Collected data
────────────────────
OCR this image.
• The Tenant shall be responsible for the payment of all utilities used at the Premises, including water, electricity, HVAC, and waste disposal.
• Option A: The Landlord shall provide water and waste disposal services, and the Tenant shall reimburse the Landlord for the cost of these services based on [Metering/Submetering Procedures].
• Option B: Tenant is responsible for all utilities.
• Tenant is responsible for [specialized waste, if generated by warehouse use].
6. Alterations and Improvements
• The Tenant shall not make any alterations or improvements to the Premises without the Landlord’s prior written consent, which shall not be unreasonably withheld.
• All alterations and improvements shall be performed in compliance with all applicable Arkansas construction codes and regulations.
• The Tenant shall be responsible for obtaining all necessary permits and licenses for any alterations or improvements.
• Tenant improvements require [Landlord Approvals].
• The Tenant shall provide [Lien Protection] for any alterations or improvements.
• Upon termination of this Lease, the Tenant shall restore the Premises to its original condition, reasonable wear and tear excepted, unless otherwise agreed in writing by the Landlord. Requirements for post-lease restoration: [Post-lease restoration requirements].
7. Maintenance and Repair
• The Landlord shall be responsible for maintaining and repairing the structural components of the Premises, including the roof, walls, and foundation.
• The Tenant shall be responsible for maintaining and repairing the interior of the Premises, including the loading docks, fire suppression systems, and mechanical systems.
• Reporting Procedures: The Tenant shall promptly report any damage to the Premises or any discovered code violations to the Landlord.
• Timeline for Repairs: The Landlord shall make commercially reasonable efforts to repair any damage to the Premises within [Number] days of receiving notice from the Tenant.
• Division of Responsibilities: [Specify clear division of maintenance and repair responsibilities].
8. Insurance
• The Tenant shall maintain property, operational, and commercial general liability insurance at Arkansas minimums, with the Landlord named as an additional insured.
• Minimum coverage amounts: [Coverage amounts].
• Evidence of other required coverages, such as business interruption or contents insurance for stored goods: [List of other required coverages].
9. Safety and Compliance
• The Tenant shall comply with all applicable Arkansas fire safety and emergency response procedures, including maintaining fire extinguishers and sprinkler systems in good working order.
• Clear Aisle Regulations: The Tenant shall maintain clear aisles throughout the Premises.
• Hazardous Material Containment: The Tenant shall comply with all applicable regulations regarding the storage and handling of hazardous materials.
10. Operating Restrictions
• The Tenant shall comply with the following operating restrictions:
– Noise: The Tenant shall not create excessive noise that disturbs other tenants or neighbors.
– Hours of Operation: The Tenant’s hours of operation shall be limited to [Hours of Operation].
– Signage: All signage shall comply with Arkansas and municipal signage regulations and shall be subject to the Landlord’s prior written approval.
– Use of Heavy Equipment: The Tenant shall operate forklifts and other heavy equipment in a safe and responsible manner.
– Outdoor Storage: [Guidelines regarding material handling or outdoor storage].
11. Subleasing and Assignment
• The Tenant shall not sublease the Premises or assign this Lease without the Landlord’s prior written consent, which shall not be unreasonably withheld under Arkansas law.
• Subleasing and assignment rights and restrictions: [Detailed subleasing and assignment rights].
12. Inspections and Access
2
────────────────────
**WHAT YOU HAVE TO DO**
Only lines with the string "waste" belong in your answer; copy each one.

**OUTPUT OF THE EXERCISE**
• The Tenant shall be responsible for the payment of all utilities used at the Premises, including water, electricity, HVAC, and waste disposal.
• Option A: The Landlord shall provide water and waste disposal services, and the Tenant shall reimburse the Landlord for the cost of these services based on [Metering/Submetering Procedures].
• Tenant is responsible for [specialized waste, if generated by warehouse use].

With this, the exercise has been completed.